EXERCISE PROMPT. In this exercise, return the whole listing exactly, excluding any images.

PROVIDED INFORMATION.
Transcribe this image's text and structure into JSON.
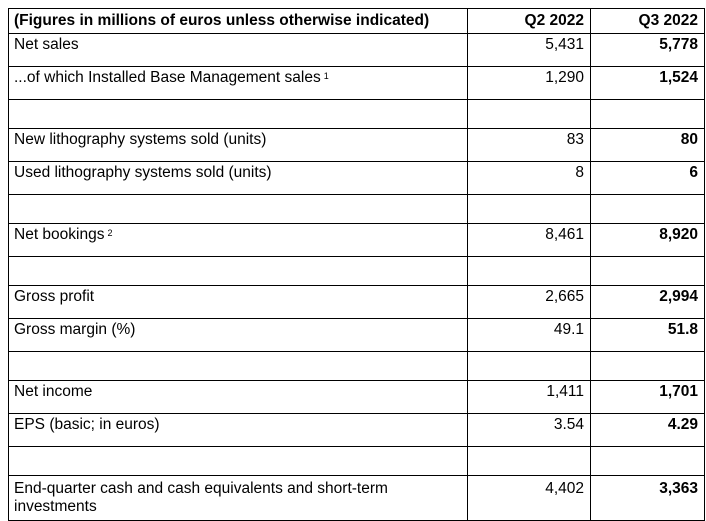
{
  "table": {
    "header": {
      "label": "(Figures in millions of euros unless otherwise indicated)",
      "q2": "Q2 2022",
      "q3": "Q3 2022"
    },
    "rows": [
      {
        "label": "Net sales",
        "footnote": "",
        "q2": "5,431",
        "q3": "5,778"
      },
      {
        "label": "...of which Installed Base Management sales",
        "footnote": "1",
        "q2": "1,290",
        "q3": "1,524"
      },
      {
        "label": "New lithography systems sold (units)",
        "footnote": "",
        "q2": "83",
        "q3": "80"
      },
      {
        "label": "Used lithography systems sold (units)",
        "footnote": "",
        "q2": "8",
        "q3": "6"
      },
      {
        "label": "Net bookings",
        "footnote": "2",
        "q2": "8,461",
        "q3": "8,920"
      },
      {
        "label": "Gross profit",
        "footnote": "",
        "q2": "2,665",
        "q3": "2,994"
      },
      {
        "label": "Gross margin (%)",
        "footnote": "",
        "q2": "49.1",
        "q3": "51.8"
      },
      {
        "label": "Net income",
        "footnote": "",
        "q2": "1,411",
        "q3": "1,701"
      },
      {
        "label": "EPS (basic; in euros)",
        "footnote": "",
        "q2": "3.54",
        "q3": "4.29"
      },
      {
        "label": "End-quarter cash and cash equivalents and short-term investments",
        "footnote": "",
        "q2": "4,402",
        "q3": "3,363"
      }
    ]
  }
}
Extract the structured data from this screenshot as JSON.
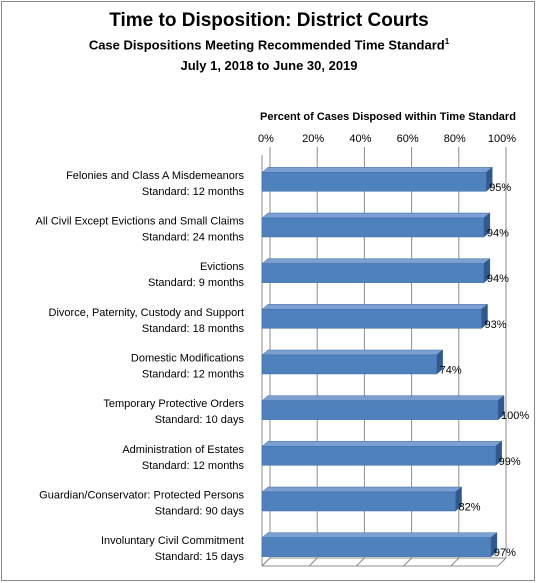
{
  "title": "Time to Disposition:  District Courts",
  "subtitle": "Case Dispositions Meeting Recommended Time Standard",
  "subtitle_footnote": "1",
  "date_range": "July 1, 2018 to June 30, 2019",
  "chart_data": {
    "type": "bar",
    "orientation": "horizontal",
    "xlabel": "Percent of Cases Disposed  within Time Standard",
    "xlim": [
      0,
      100
    ],
    "ticks": [
      "0%",
      "20%",
      "40%",
      "60%",
      "80%",
      "100%"
    ],
    "categories": [
      {
        "name": "Felonies and Class A Misdemeanors",
        "standard": "Standard: 12 months"
      },
      {
        "name": "All Civil Except Evictions and Small Claims",
        "standard": "Standard: 24 months"
      },
      {
        "name": "Evictions",
        "standard": "Standard: 9 months"
      },
      {
        "name": "Divorce, Paternity, Custody and Support",
        "standard": "Standard: 18 months"
      },
      {
        "name": "Domestic Modifications",
        "standard": "Standard: 12 months"
      },
      {
        "name": "Temporary Protective Orders",
        "standard": "Standard: 10 days"
      },
      {
        "name": "Administration of Estates",
        "standard": "Standard: 12 months"
      },
      {
        "name": "Guardian/Conservator: Protected Persons",
        "standard": "Standard: 90 days"
      },
      {
        "name": "Involuntary Civil Commitment",
        "standard": "Standard: 15 days"
      }
    ],
    "values": [
      95,
      94,
      94,
      93,
      74,
      100,
      99,
      82,
      97
    ],
    "value_labels": [
      "95%",
      "94%",
      "94%",
      "93%",
      "74%",
      "100%",
      "99%",
      "82%",
      "97%"
    ],
    "bar_color": "#4f81bd",
    "grid": true,
    "legend": "none"
  }
}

RESULT BELOW.
Transcribe this image's text and structure into JSON.
{
  "table": {
    "header": {
      "label": "(Figures in millions of euros unless otherwise indicated)",
      "q2": "Q2 2022",
      "q3": "Q3 2022"
    },
    "rows": [
      {
        "label": "Net sales",
        "footnote": "",
        "q2": "5,431",
        "q3": "5,778"
      },
      {
        "label": "...of which Installed Base Management sales",
        "footnote": "1",
        "q2": "1,290",
        "q3": "1,524"
      },
      {
        "label": "New lithography systems sold (units)",
        "footnote": "",
        "q2": "83",
        "q3": "80"
      },
      {
        "label": "Used lithography systems sold (units)",
        "footnote": "",
        "q2": "8",
        "q3": "6"
      },
      {
        "label": "Net bookings",
        "footnote": "2",
        "q2": "8,461",
        "q3": "8,920"
      },
      {
        "label": "Gross profit",
        "footnote": "",
        "q2": "2,665",
        "q3": "2,994"
      },
      {
        "label": "Gross margin (%)",
        "footnote": "",
        "q2": "49.1",
        "q3": "51.8"
      },
      {
        "label": "Net income",
        "footnote": "",
        "q2": "1,411",
        "q3": "1,701"
      },
      {
        "label": "EPS (basic; in euros)",
        "footnote": "",
        "q2": "3.54",
        "q3": "4.29"
      },
      {
        "label": "End-quarter cash and cash equivalents and short-term investments",
        "footnote": "",
        "q2": "4,402",
        "q3": "3,363"
      }
    ]
  }
}
Extract the structured data from this screenshot as JSON.
{
  "title": "Time to Disposition:  District Courts",
  "subtitle": "Case Dispositions Meeting Recommended Time Standard",
  "subtitle_footnote": "1",
  "date_range": "July 1, 2018 to June 30, 2019",
  "chart_data": {
    "type": "bar",
    "orientation": "horizontal",
    "xlabel": "Percent of Cases Disposed  within Time Standard",
    "xlim": [
      0,
      100
    ],
    "ticks": [
      "0%",
      "20%",
      "40%",
      "60%",
      "80%",
      "100%"
    ],
    "categories": [
      {
        "name": "Felonies and Class A Misdemeanors",
        "standard": "Standard: 12 months"
      },
      {
        "name": "All Civil Except Evictions and Small Claims",
        "standard": "Standard: 24 months"
      },
      {
        "name": "Evictions",
        "standard": "Standard: 9 months"
      },
      {
        "name": "Divorce, Paternity, Custody and Support",
        "standard": "Standard: 18 months"
      },
      {
        "name": "Domestic Modifications",
        "standard": "Standard: 12 months"
      },
      {
        "name": "Temporary Protective Orders",
        "standard": "Standard: 10 days"
      },
      {
        "name": "Administration of Estates",
        "standard": "Standard: 12 months"
      },
      {
        "name": "Guardian/Conservator: Protected Persons",
        "standard": "Standard: 90 days"
      },
      {
        "name": "Involuntary Civil Commitment",
        "standard": "Standard: 15 days"
      }
    ],
    "values": [
      95,
      94,
      94,
      93,
      74,
      100,
      99,
      82,
      97
    ],
    "value_labels": [
      "95%",
      "94%",
      "94%",
      "93%",
      "74%",
      "100%",
      "99%",
      "82%",
      "97%"
    ],
    "bar_color": "#4f81bd",
    "grid": true,
    "legend": "none"
  }
}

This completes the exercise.